In the entries below, find every line holding the string "libre" and collect it.
* start *
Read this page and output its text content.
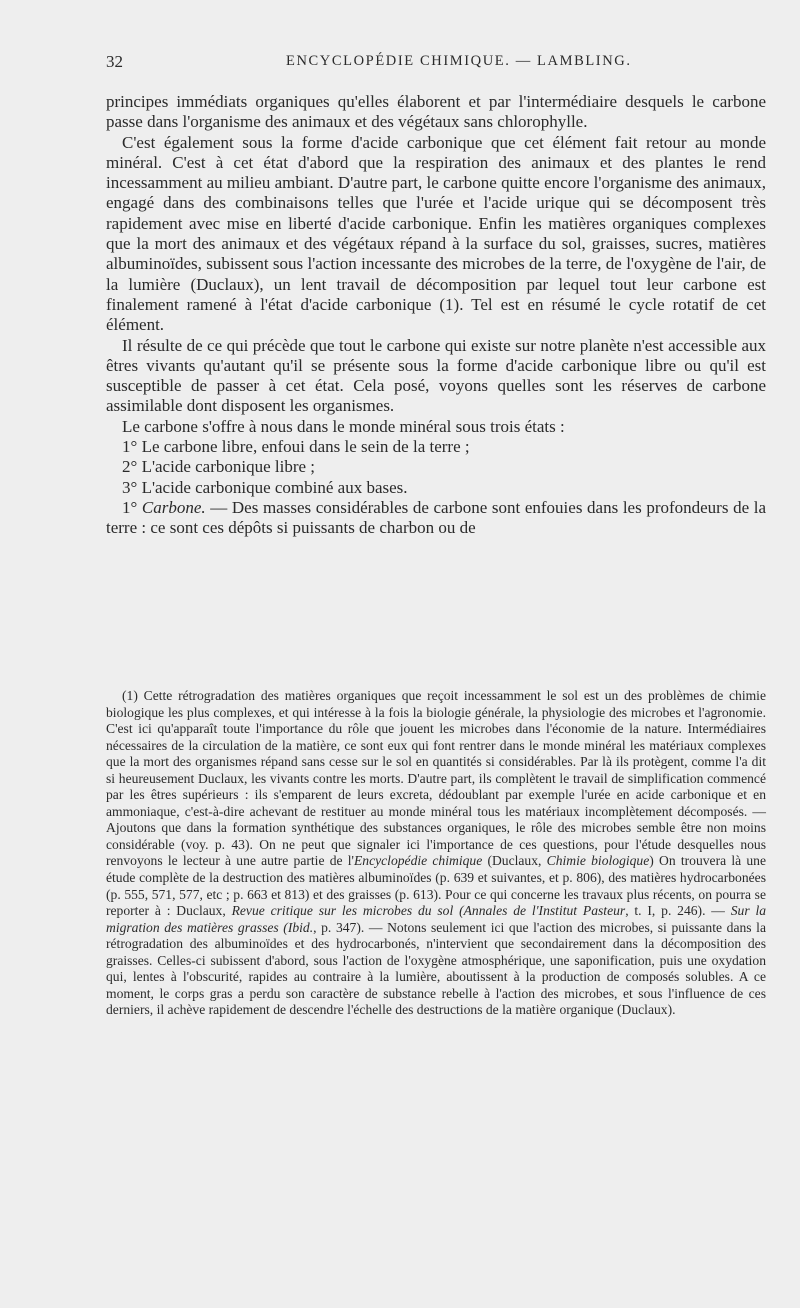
32	ENCYCLOPÉDIE CHIMIQUE. — LAMBLING.

principes immédiats organiques qu'elles élaborent et par l'intermédiaire desquels le carbone passe dans l'organisme des animaux et des végétaux sans chlorophylle.

C'est également sous la forme d'acide carbonique que cet élément fait retour au monde minéral. C'est à cet état d'abord que la respiration des animaux et des plantes le rend incessamment au milieu ambiant. D'autre part, le carbone quitte encore l'organisme des animaux, engagé dans des combinaisons telles que l'urée et l'acide urique qui se décomposent très rapidement avec mise en liberté d'acide carbonique. Enfin les matières organiques complexes que la mort des animaux et des végétaux répand à la surface du sol, graisses, sucres, matières albuminoïdes, subissent sous l'action incessante des microbes de la terre, de l'oxygène de l'air, de la lumière (Duclaux), un lent travail de décomposition par lequel tout leur carbone est finalement ramené à l'état d'acide carbonique (1). Tel est en résumé le cycle rotatif de cet élément.

Il résulte de ce qui précède que tout le carbone qui existe sur notre planète n'est accessible aux êtres vivants qu'autant qu'il se présente sous la forme d'acide carbonique libre ou qu'il est susceptible de passer à cet état. Cela posé, voyons quelles sont les réserves de carbone assimilable dont disposent les organismes.

Le carbone s'offre à nous dans le monde minéral sous trois états :

1° Le carbone libre, enfoui dans le sein de la terre ;

2° L'acide carbonique libre ;

3° L'acide carbonique combiné aux bases.

1° Carbone. — Des masses considérables de carbone sont enfouies dans les profondeurs de la terre : ce sont ces dépôts si puissants de charbon ou de

(1) Cette rétrogradation des matières organiques que reçoit incessamment le sol est un des problèmes de chimie biologique les plus complexes, et qui intéresse à la fois la biologie générale, la physiologie des microbes et l'agronomie. C'est ici qu'apparaît toute l'importance du rôle que jouent les microbes dans l'économie de la nature. Intermédiaires nécessaires de la circulation de la matière, ce sont eux qui font rentrer dans le monde minéral les matériaux complexes que la mort des organismes répand sans cesse sur le sol en quantités si considérables. Par là ils protègent, comme l'a dit si heureusement Duclaux, les vivants contre les morts. D'autre part, ils complètent le travail de simplification commencé par les êtres supérieurs : ils s'emparent de leurs excreta, dédoublant par exemple l'urée en acide carbonique et en ammoniaque, c'est-à-dire achevant de restituer au monde minéral tous les matériaux incomplètement décomposés. — Ajoutons que dans la formation synthétique des substances organiques, le rôle des microbes semble être non moins considérable (voy. p. 43). On ne peut que signaler ici l'importance de ces questions, pour l'étude desquelles nous renvoyons le lecteur à une autre partie de l'Encyclopédie chimique (Duclaux, Chimie biologique) On trouvera là une étude complète de la destruction des matières albuminoïdes (p. 639 et suivantes, et p. 806), des matières hydrocarbonées (p. 555, 571, 577, etc ; p. 663 et 813) et des graisses (p. 613). Pour ce qui concerne les travaux plus récents, on pourra se reporter à : Duclaux, Revue critique sur les microbes du sol (Annales de l'Institut Pasteur, t. I, p. 246). — Sur la migration des matières grasses (Ibid., p. 347). — Notons seulement ici que l'action des microbes, si puissante dans la rétrogradation des albuminoïdes et des hydrocarbonés, n'intervient que secondairement dans la décomposition des graisses. Celles-ci subissent d'abord, sous l'action de l'oxygène atmosphérique, une saponification, puis une oxydation qui, lentes à l'obscurité, rapides au contraire à la lumière, aboutissent à la production de composés solubles. A ce moment, le corps gras a perdu son caractère de substance rebelle à l'action des microbes, et sous l'influence de ces derniers, il achève rapidement de descendre l'échelle des destructions de la matière organique (Duclaux).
* end *
REPLY:
Il résulte de ce qui précède que tout le carbone qui existe sur notre planète n'est accessible aux êtres vivants qu'autant qu'il se présente sous la forme d'acide carbonique libre ou qu'il est susceptible de passer à cet état. Cela posé, voyons quelles sont les réserves de carbone assimilable dont disposent les organismes.
1° Le carbone libre, enfoui dans le sein de la terre ;
2° L'acide carbonique libre ;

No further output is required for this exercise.